> What is required
Starting with the very first line below and ending with the line that contains "watermark: carmanualsonline.info [754,1270,920,1288]", write out each line as a string in a JSON list. Include both of those lines and leave out any blank ones.

> Dataset content
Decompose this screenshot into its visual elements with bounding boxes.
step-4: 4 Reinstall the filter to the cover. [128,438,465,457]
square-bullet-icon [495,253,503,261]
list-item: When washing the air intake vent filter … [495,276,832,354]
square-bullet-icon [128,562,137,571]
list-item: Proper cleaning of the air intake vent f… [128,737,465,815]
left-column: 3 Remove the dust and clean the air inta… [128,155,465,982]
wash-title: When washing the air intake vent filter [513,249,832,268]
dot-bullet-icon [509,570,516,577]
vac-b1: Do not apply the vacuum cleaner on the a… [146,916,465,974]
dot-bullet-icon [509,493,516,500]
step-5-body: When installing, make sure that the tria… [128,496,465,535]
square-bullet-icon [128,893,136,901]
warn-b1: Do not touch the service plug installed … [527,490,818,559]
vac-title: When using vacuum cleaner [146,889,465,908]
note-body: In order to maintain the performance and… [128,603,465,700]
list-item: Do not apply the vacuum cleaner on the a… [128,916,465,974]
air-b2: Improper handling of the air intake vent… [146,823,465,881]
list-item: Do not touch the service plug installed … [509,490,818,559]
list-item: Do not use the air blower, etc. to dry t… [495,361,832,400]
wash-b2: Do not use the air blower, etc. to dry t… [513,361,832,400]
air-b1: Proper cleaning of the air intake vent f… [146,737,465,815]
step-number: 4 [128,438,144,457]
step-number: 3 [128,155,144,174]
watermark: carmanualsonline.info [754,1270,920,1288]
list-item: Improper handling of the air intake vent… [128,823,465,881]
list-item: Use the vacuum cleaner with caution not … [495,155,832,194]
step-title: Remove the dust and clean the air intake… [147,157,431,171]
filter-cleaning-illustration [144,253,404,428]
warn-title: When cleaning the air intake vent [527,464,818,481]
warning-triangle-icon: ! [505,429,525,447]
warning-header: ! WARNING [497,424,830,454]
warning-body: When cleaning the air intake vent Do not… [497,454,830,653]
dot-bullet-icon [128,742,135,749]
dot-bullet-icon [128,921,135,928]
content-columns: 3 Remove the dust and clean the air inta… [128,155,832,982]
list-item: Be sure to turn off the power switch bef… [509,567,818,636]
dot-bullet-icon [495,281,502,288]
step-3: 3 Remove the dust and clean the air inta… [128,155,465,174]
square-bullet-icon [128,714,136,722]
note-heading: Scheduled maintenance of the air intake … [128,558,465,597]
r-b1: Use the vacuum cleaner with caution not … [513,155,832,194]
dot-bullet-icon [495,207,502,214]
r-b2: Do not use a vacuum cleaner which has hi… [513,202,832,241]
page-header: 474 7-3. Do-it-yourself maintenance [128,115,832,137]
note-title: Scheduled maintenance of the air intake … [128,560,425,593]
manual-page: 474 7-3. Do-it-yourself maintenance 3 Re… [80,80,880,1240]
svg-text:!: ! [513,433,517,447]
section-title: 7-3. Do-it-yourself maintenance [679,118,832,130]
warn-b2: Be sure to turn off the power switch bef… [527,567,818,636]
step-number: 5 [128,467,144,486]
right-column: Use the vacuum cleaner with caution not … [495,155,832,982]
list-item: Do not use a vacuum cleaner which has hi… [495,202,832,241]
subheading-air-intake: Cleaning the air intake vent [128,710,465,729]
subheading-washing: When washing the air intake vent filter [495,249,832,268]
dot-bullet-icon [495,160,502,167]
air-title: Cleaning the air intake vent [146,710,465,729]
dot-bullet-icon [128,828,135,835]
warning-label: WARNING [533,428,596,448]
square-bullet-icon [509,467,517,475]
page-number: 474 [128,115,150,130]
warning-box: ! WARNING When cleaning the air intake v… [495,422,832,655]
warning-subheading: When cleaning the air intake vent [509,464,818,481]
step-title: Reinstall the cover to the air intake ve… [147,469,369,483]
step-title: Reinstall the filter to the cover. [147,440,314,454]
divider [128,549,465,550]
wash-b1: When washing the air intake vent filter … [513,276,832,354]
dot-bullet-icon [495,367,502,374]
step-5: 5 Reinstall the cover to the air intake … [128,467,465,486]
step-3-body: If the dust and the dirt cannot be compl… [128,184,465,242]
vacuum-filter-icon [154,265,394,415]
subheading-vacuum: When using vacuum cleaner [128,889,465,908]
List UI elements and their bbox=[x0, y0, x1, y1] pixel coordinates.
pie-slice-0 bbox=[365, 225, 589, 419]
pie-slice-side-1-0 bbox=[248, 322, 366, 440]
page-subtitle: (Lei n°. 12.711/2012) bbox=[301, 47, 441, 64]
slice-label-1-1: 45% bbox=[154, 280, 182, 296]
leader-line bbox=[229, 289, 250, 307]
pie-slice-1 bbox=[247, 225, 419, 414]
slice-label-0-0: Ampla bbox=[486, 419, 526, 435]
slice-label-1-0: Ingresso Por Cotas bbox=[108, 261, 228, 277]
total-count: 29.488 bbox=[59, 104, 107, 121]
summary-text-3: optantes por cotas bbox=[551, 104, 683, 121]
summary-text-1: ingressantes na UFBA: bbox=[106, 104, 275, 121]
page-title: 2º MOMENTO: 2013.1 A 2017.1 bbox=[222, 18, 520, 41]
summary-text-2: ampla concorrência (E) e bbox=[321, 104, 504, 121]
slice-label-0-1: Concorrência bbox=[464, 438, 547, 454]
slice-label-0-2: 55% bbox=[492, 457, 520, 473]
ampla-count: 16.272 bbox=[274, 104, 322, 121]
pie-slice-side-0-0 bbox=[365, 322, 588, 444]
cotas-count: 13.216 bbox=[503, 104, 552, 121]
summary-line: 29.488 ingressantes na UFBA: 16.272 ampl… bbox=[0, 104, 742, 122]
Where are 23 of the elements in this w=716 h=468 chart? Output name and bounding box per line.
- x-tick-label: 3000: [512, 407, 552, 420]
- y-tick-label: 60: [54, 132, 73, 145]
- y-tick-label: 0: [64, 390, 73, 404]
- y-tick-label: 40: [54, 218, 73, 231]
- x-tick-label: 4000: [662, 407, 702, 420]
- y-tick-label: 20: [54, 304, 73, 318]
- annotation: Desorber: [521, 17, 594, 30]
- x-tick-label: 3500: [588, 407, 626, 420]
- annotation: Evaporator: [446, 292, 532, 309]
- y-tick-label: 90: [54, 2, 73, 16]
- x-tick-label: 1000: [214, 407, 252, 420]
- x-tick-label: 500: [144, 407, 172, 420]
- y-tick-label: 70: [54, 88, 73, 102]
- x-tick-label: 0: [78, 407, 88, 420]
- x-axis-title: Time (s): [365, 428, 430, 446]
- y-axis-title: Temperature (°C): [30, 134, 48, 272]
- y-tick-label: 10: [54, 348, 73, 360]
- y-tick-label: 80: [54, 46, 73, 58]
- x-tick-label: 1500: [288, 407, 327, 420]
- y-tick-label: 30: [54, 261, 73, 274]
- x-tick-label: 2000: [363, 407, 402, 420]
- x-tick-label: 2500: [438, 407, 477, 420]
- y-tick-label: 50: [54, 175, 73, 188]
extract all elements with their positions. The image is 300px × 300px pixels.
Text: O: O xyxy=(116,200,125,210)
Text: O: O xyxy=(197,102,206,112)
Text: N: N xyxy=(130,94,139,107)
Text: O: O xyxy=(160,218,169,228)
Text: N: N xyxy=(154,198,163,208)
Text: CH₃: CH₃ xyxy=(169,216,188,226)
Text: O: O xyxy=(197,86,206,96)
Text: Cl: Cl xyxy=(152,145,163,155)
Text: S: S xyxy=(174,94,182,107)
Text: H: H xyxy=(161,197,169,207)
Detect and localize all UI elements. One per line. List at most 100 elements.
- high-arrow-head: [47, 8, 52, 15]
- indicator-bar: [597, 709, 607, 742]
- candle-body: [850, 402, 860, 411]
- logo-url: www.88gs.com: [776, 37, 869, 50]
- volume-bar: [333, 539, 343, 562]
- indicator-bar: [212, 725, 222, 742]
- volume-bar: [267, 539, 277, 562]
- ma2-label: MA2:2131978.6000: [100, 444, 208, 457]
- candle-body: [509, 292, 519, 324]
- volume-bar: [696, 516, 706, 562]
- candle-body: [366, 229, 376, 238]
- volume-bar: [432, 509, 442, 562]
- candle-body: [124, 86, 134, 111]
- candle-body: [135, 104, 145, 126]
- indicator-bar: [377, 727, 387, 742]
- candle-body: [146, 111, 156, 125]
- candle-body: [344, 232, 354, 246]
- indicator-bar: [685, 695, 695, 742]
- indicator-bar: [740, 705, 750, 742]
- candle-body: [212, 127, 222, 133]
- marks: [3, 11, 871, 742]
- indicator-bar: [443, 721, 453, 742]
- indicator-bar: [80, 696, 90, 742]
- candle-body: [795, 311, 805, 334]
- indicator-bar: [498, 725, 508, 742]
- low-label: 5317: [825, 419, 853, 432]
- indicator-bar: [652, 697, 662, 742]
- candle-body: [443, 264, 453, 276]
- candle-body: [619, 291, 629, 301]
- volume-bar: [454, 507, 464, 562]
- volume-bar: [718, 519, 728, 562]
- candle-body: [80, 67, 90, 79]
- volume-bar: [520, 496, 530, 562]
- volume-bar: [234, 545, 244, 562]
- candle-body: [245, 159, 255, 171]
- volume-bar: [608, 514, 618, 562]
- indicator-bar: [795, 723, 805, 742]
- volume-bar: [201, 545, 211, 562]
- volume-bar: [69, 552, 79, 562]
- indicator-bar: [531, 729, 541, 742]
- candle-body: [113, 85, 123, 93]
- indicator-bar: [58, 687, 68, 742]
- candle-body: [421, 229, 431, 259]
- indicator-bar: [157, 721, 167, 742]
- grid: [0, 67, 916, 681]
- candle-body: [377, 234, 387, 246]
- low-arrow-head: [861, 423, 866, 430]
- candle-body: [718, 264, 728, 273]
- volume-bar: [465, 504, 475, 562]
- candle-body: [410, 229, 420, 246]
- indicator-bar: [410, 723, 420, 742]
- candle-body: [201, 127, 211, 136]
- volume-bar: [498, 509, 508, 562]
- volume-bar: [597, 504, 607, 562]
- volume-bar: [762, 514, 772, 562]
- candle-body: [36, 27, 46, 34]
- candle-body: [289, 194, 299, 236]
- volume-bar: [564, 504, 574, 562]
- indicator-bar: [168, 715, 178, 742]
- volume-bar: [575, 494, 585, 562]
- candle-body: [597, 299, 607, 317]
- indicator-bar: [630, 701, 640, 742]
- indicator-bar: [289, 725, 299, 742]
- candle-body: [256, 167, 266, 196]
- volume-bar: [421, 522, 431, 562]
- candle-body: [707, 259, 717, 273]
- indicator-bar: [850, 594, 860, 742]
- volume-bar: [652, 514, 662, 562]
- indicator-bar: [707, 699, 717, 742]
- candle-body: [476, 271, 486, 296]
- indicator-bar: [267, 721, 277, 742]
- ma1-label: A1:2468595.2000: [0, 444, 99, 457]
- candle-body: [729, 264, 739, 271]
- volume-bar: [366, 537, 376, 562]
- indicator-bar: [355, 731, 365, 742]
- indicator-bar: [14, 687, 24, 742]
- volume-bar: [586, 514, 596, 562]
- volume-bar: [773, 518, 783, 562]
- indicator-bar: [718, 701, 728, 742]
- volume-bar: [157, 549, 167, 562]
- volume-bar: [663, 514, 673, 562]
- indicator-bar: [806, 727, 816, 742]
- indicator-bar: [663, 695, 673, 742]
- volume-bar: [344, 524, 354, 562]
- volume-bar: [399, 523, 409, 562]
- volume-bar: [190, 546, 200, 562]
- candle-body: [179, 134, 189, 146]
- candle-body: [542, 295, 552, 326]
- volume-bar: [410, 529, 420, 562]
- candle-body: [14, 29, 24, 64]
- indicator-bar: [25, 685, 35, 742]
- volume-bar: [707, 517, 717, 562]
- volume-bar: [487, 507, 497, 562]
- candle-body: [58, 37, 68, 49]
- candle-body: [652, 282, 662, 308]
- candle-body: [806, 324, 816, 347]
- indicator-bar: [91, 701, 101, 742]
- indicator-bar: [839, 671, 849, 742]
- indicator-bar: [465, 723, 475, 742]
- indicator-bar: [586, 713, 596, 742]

> The result
[
  "Decompose this screenshot into its visual elements with bounding boxes.",
  "step-4: 4 Reinstall the filter to the cover. [128,438,465,457]",
  "square-bullet-icon [495,253,503,261]",
  "list-item: When washing the air intake vent filter … [495,276,832,354]",
  "square-bullet-icon [128,562,137,571]",
  "list-item: Proper cleaning of the air intake vent f… [128,737,465,815]",
  "left-column: 3 Remove the dust and clean the air inta… [128,155,465,982]",
  "wash-title: When washing the air intake vent filter [513,249,832,268]",
  "dot-bullet-icon [509,570,516,577]",
  "vac-b1: Do not apply the vacuum cleaner on the a… [146,916,465,974]",
  "dot-bullet-icon [509,493,516,500]",
  "step-5-body: When installing, make sure that the tria… [128,496,465,535]",
  "square-bullet-icon [128,893,136,901]",
  "warn-b1: Do not touch the service plug installed … [527,490,818,559]",
  "vac-title: When using vacuum cleaner [146,889,465,908]",
  "note-body: In order to maintain the performance and… [128,603,465,700]",
  "list-item: Do not apply the vacuum cleaner on the a… [128,916,465,974]",
  "air-b2: Improper handling of the air intake vent… [146,823,465,881]",
  "list-item: Do not touch the service plug installed … [509,490,818,559]",
  "list-item: Do not use the air blower, etc. to dry t… [495,361,832,400]",
  "wash-b2: Do not use the air blower, etc. to dry t… [513,361,832,400]",
  "air-b1: Proper cleaning of the air intake vent f… [146,737,465,815]",
  "step-number: 4 [128,438,144,457]",
  "step-number: 3 [128,155,144,174]",
  "watermark: carmanualsonline.info [754,1270,920,1288]"
]